Entries supplied:

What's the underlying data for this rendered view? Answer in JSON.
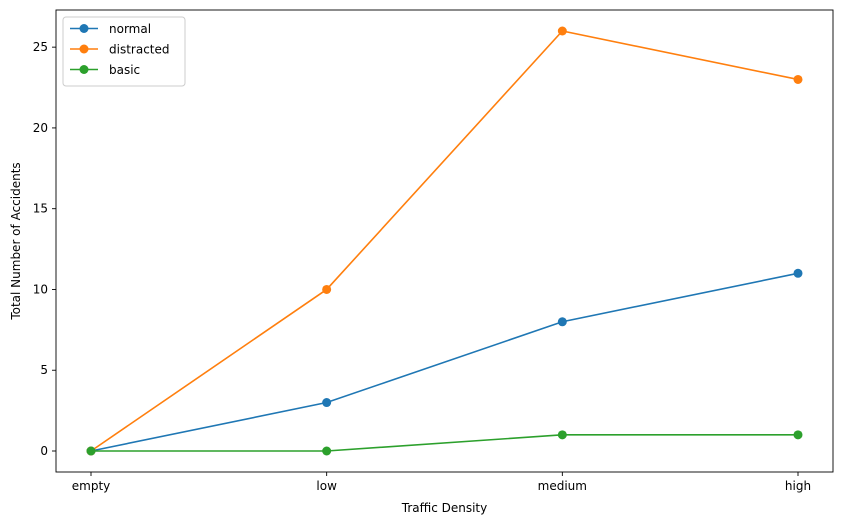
{
  "chart_data": {
    "type": "line",
    "title": "",
    "xlabel": "Traffic Density",
    "ylabel": "Total Number of Accidents",
    "categories": [
      "empty",
      "low",
      "medium",
      "high"
    ],
    "ylim": [
      -1.3,
      27.3
    ],
    "yticks": [
      0,
      5,
      10,
      15,
      20,
      25
    ],
    "grid": false,
    "legend": "top-left",
    "markers": true,
    "series": [
      {
        "name": "normal",
        "color": "#1f77b4",
        "values": [
          0,
          3,
          8,
          11
        ]
      },
      {
        "name": "distracted",
        "color": "#ff7f0e",
        "values": [
          0,
          10,
          26,
          23
        ]
      },
      {
        "name": "basic",
        "color": "#2ca02c",
        "values": [
          0,
          0,
          1,
          1
        ]
      }
    ]
  }
}
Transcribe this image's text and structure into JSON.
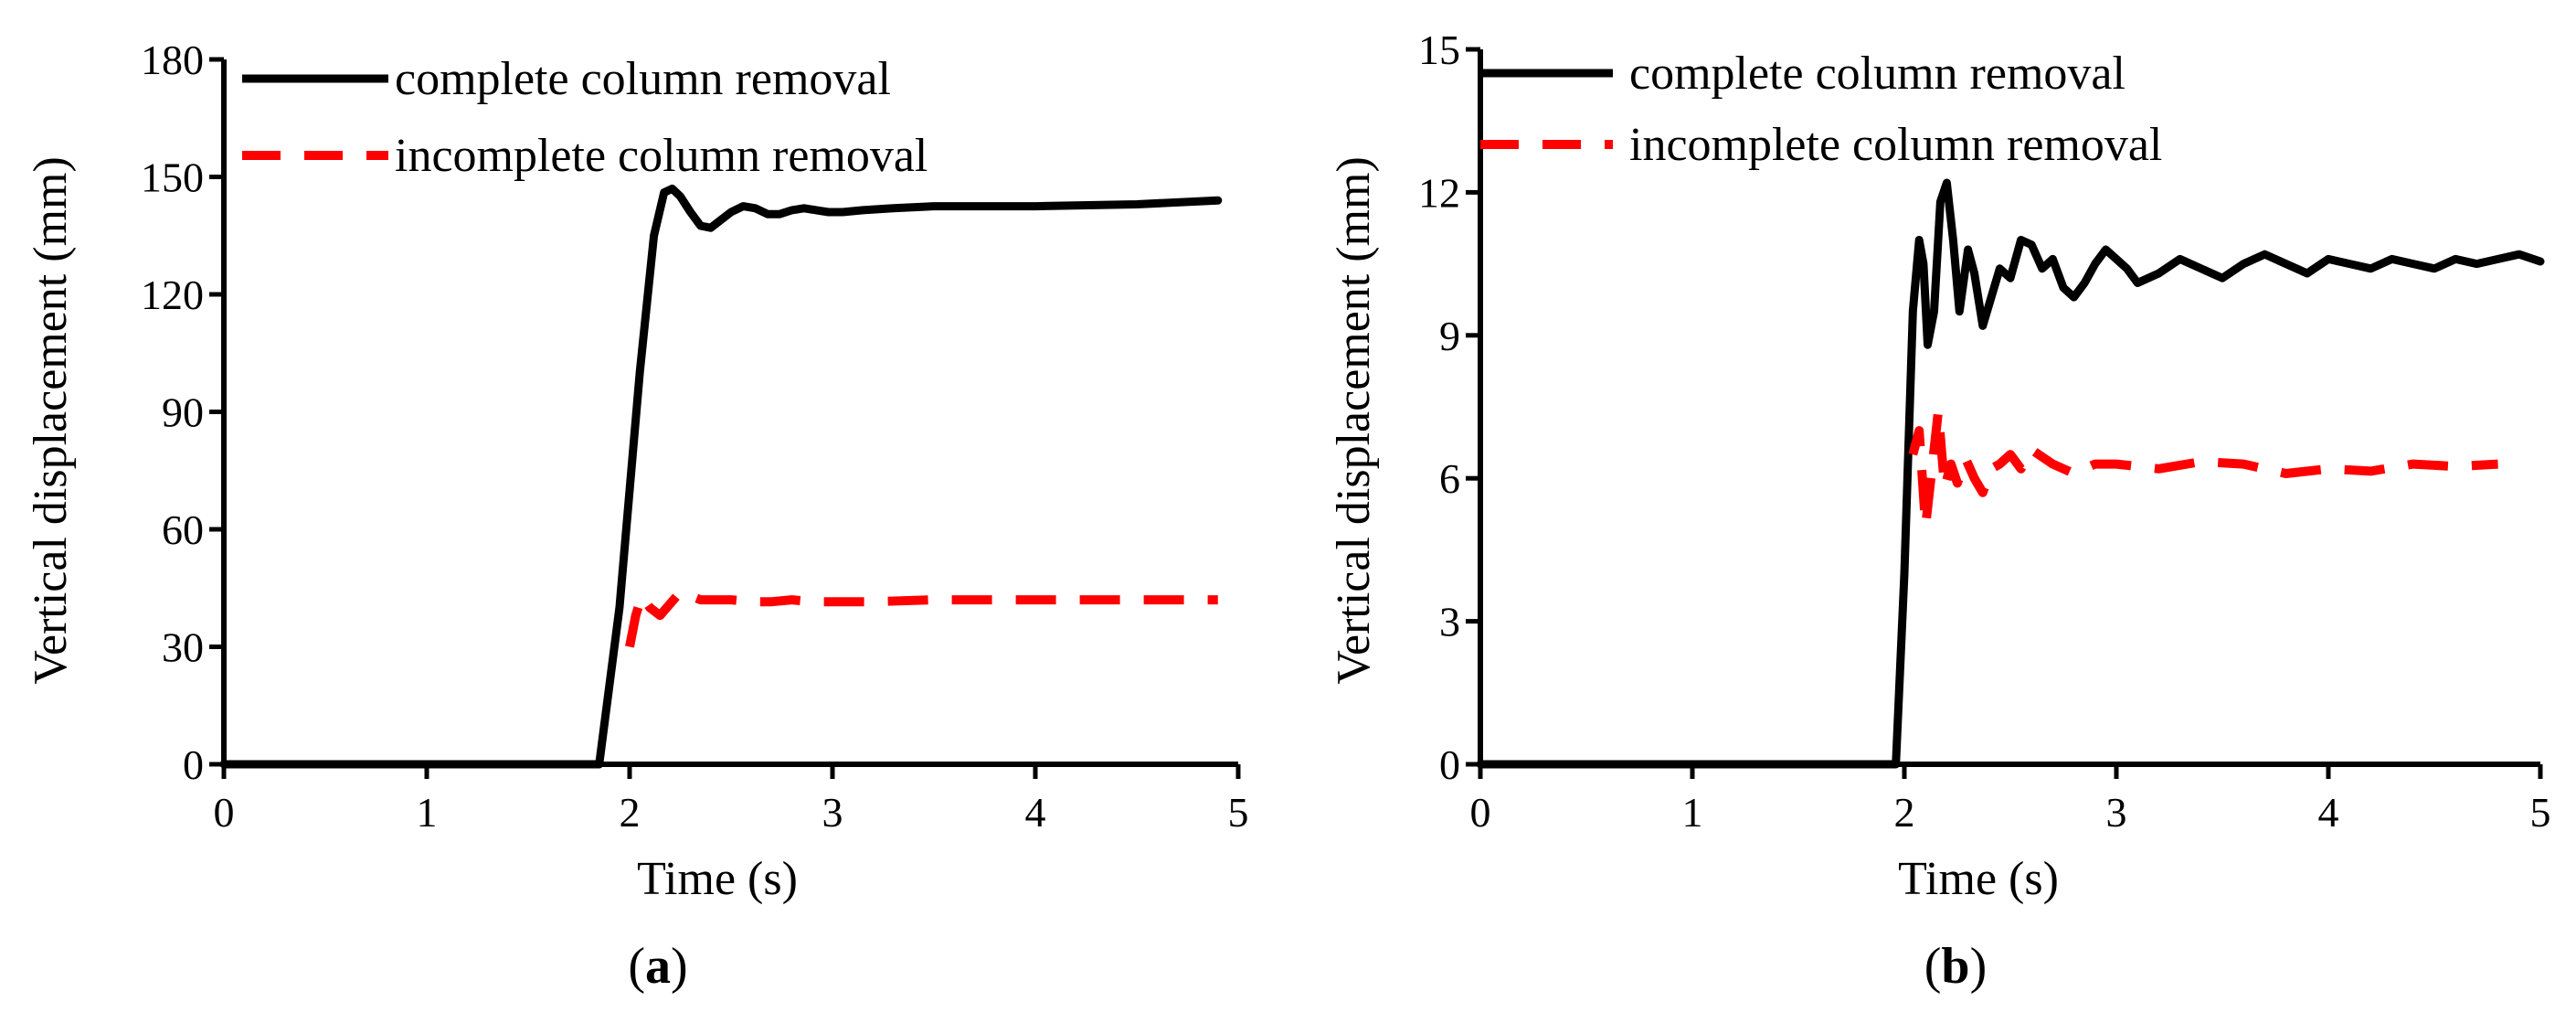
{
  "chart_data": [
    {
      "type": "line",
      "panel_label": "a",
      "xlabel": "Time (s)",
      "ylabel": "Vertical displacement (mm)",
      "xlim": [
        0,
        5
      ],
      "ylim": [
        0,
        180
      ],
      "xticks": [
        "0",
        "1",
        "2",
        "3",
        "4",
        "5"
      ],
      "yticks": [
        "0",
        "30",
        "60",
        "90",
        "120",
        "150",
        "180"
      ],
      "grid": false,
      "legend_position": "top-left",
      "series": [
        {
          "name": "complete column removal",
          "color": "#000000",
          "style": "solid",
          "x": [
            0,
            1.85,
            1.95,
            2.05,
            2.12,
            2.17,
            2.21,
            2.25,
            2.3,
            2.35,
            2.4,
            2.45,
            2.5,
            2.56,
            2.62,
            2.68,
            2.74,
            2.8,
            2.86,
            2.92,
            2.98,
            3.05,
            3.15,
            3.3,
            3.5,
            4.0,
            4.5,
            4.9
          ],
          "y": [
            0,
            0,
            40,
            100,
            135,
            146,
            147,
            145,
            141,
            137.5,
            137,
            139,
            141,
            142.5,
            142,
            140.5,
            140.5,
            141.5,
            142,
            141.5,
            141,
            141,
            141.5,
            142,
            142.5,
            142.5,
            143,
            144
          ]
        },
        {
          "name": "incomplete column removal",
          "color": "#ff0000",
          "style": "dashed",
          "x": [
            2.0,
            2.03,
            2.06,
            2.1,
            2.15,
            2.2,
            2.25,
            2.3,
            2.35,
            2.4,
            2.5,
            2.6,
            2.7,
            2.8,
            2.9,
            3.0,
            3.2,
            3.5,
            4.0,
            4.5,
            4.9
          ],
          "y": [
            30,
            38,
            43,
            40,
            38,
            41,
            44,
            43,
            42,
            42,
            42,
            41.5,
            41.5,
            42,
            41.5,
            41.5,
            41.5,
            42,
            42,
            42,
            42
          ]
        }
      ]
    },
    {
      "type": "line",
      "panel_label": "b",
      "xlabel": "Time (s)",
      "ylabel": "Vertical displacement (mm)",
      "xlim": [
        0,
        5
      ],
      "ylim": [
        0,
        15
      ],
      "xticks": [
        "0",
        "1",
        "2",
        "3",
        "4",
        "5"
      ],
      "yticks": [
        "0",
        "3",
        "6",
        "9",
        "12",
        "15"
      ],
      "grid": false,
      "legend_position": "top-left",
      "series": [
        {
          "name": "complete column removal",
          "color": "#000000",
          "style": "solid",
          "x": [
            0,
            1.96,
            2.0,
            2.04,
            2.07,
            2.09,
            2.11,
            2.14,
            2.17,
            2.2,
            2.23,
            2.26,
            2.3,
            2.33,
            2.37,
            2.41,
            2.45,
            2.5,
            2.55,
            2.6,
            2.65,
            2.7,
            2.75,
            2.8,
            2.85,
            2.9,
            2.95,
            3.0,
            3.05,
            3.1,
            3.2,
            3.3,
            3.4,
            3.5,
            3.6,
            3.7,
            3.8,
            3.9,
            4.0,
            4.1,
            4.2,
            4.3,
            4.4,
            4.5,
            4.6,
            4.7,
            4.8,
            4.9,
            5.0
          ],
          "y": [
            0,
            0,
            4,
            9.5,
            11,
            10.5,
            8.8,
            9.5,
            11.8,
            12.2,
            11,
            9.5,
            10.8,
            10.3,
            9.2,
            9.8,
            10.4,
            10.2,
            11.0,
            10.9,
            10.4,
            10.6,
            10.0,
            9.8,
            10.1,
            10.5,
            10.8,
            10.6,
            10.4,
            10.1,
            10.3,
            10.6,
            10.4,
            10.2,
            10.5,
            10.7,
            10.5,
            10.3,
            10.6,
            10.5,
            10.4,
            10.6,
            10.5,
            10.4,
            10.6,
            10.5,
            10.6,
            10.7,
            10.55
          ]
        },
        {
          "name": "incomplete column removal",
          "color": "#ff0000",
          "style": "dashed",
          "x": [
            2.04,
            2.07,
            2.1,
            2.13,
            2.16,
            2.19,
            2.22,
            2.25,
            2.29,
            2.33,
            2.37,
            2.41,
            2.45,
            2.5,
            2.55,
            2.6,
            2.7,
            2.8,
            2.9,
            3.0,
            3.2,
            3.4,
            3.6,
            3.8,
            4.0,
            4.2,
            4.4,
            4.6,
            4.8
          ],
          "y": [
            6.5,
            7.0,
            5.0,
            6.2,
            7.4,
            5.8,
            6.3,
            5.9,
            6.4,
            6.0,
            5.7,
            6.2,
            6.3,
            6.5,
            6.2,
            6.6,
            6.3,
            6.1,
            6.3,
            6.3,
            6.2,
            6.35,
            6.3,
            6.1,
            6.2,
            6.15,
            6.3,
            6.25,
            6.3
          ]
        }
      ]
    }
  ],
  "captions": {
    "a": "a",
    "b": "b"
  },
  "colors": {
    "complete": "#000000",
    "incomplete": "#ff0000"
  }
}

Written problem: Set every line down exactly as written, leaving each picture out.

Task output:
What's the underlying data for this rendered view? Answer in JSON.
{
  "chart_data": {
    "type": "line",
    "title": "",
    "xlabel": "Traffic Density",
    "ylabel": "Total Number of Accidents",
    "categories": [
      "empty",
      "low",
      "medium",
      "high"
    ],
    "ylim": [
      -1.3,
      27.3
    ],
    "yticks": [
      0,
      5,
      10,
      15,
      20,
      25
    ],
    "grid": false,
    "legend": "top-left",
    "markers": true,
    "series": [
      {
        "name": "normal",
        "color": "#1f77b4",
        "values": [
          0,
          3,
          8,
          11
        ]
      },
      {
        "name": "distracted",
        "color": "#ff7f0e",
        "values": [
          0,
          10,
          26,
          23
        ]
      },
      {
        "name": "basic",
        "color": "#2ca02c",
        "values": [
          0,
          0,
          1,
          1
        ]
      }
    ]
  }
}
Transcribe this image's text and structure into JSON.
{
  "chart_data": [
    {
      "type": "line",
      "panel_label": "a",
      "xlabel": "Time (s)",
      "ylabel": "Vertical displacement (mm)",
      "xlim": [
        0,
        5
      ],
      "ylim": [
        0,
        180
      ],
      "xticks": [
        "0",
        "1",
        "2",
        "3",
        "4",
        "5"
      ],
      "yticks": [
        "0",
        "30",
        "60",
        "90",
        "120",
        "150",
        "180"
      ],
      "grid": false,
      "legend_position": "top-left",
      "series": [
        {
          "name": "complete column removal",
          "color": "#000000",
          "style": "solid",
          "x": [
            0,
            1.85,
            1.95,
            2.05,
            2.12,
            2.17,
            2.21,
            2.25,
            2.3,
            2.35,
            2.4,
            2.45,
            2.5,
            2.56,
            2.62,
            2.68,
            2.74,
            2.8,
            2.86,
            2.92,
            2.98,
            3.05,
            3.15,
            3.3,
            3.5,
            4.0,
            4.5,
            4.9
          ],
          "y": [
            0,
            0,
            40,
            100,
            135,
            146,
            147,
            145,
            141,
            137.5,
            137,
            139,
            141,
            142.5,
            142,
            140.5,
            140.5,
            141.5,
            142,
            141.5,
            141,
            141,
            141.5,
            142,
            142.5,
            142.5,
            143,
            144
          ]
        },
        {
          "name": "incomplete column removal",
          "color": "#ff0000",
          "style": "dashed",
          "x": [
            2.0,
            2.03,
            2.06,
            2.1,
            2.15,
            2.2,
            2.25,
            2.3,
            2.35,
            2.4,
            2.5,
            2.6,
            2.7,
            2.8,
            2.9,
            3.0,
            3.2,
            3.5,
            4.0,
            4.5,
            4.9
          ],
          "y": [
            30,
            38,
            43,
            40,
            38,
            41,
            44,
            43,
            42,
            42,
            42,
            41.5,
            41.5,
            42,
            41.5,
            41.5,
            41.5,
            42,
            42,
            42,
            42
          ]
        }
      ]
    },
    {
      "type": "line",
      "panel_label": "b",
      "xlabel": "Time (s)",
      "ylabel": "Vertical displacement (mm)",
      "xlim": [
        0,
        5
      ],
      "ylim": [
        0,
        15
      ],
      "xticks": [
        "0",
        "1",
        "2",
        "3",
        "4",
        "5"
      ],
      "yticks": [
        "0",
        "3",
        "6",
        "9",
        "12",
        "15"
      ],
      "grid": false,
      "legend_position": "top-left",
      "series": [
        {
          "name": "complete column removal",
          "color": "#000000",
          "style": "solid",
          "x": [
            0,
            1.96,
            2.0,
            2.04,
            2.07,
            2.09,
            2.11,
            2.14,
            2.17,
            2.2,
            2.23,
            2.26,
            2.3,
            2.33,
            2.37,
            2.41,
            2.45,
            2.5,
            2.55,
            2.6,
            2.65,
            2.7,
            2.75,
            2.8,
            2.85,
            2.9,
            2.95,
            3.0,
            3.05,
            3.1,
            3.2,
            3.3,
            3.4,
            3.5,
            3.6,
            3.7,
            3.8,
            3.9,
            4.0,
            4.1,
            4.2,
            4.3,
            4.4,
            4.5,
            4.6,
            4.7,
            4.8,
            4.9,
            5.0
          ],
          "y": [
            0,
            0,
            4,
            9.5,
            11,
            10.5,
            8.8,
            9.5,
            11.8,
            12.2,
            11,
            9.5,
            10.8,
            10.3,
            9.2,
            9.8,
            10.4,
            10.2,
            11.0,
            10.9,
            10.4,
            10.6,
            10.0,
            9.8,
            10.1,
            10.5,
            10.8,
            10.6,
            10.4,
            10.1,
            10.3,
            10.6,
            10.4,
            10.2,
            10.5,
            10.7,
            10.5,
            10.3,
            10.6,
            10.5,
            10.4,
            10.6,
            10.5,
            10.4,
            10.6,
            10.5,
            10.6,
            10.7,
            10.55
          ]
        },
        {
          "name": "incomplete column removal",
          "color": "#ff0000",
          "style": "dashed",
          "x": [
            2.04,
            2.07,
            2.1,
            2.13,
            2.16,
            2.19,
            2.22,
            2.25,
            2.29,
            2.33,
            2.37,
            2.41,
            2.45,
            2.5,
            2.55,
            2.6,
            2.7,
            2.8,
            2.9,
            3.0,
            3.2,
            3.4,
            3.6,
            3.8,
            4.0,
            4.2,
            4.4,
            4.6,
            4.8
          ],
          "y": [
            6.5,
            7.0,
            5.0,
            6.2,
            7.4,
            5.8,
            6.3,
            5.9,
            6.4,
            6.0,
            5.7,
            6.2,
            6.3,
            6.5,
            6.2,
            6.6,
            6.3,
            6.1,
            6.3,
            6.3,
            6.2,
            6.35,
            6.3,
            6.1,
            6.2,
            6.15,
            6.3,
            6.25,
            6.3
          ]
        }
      ]
    }
  ],
  "captions": {
    "a": "a",
    "b": "b"
  },
  "colors": {
    "complete": "#000000",
    "incomplete": "#ff0000"
  }
}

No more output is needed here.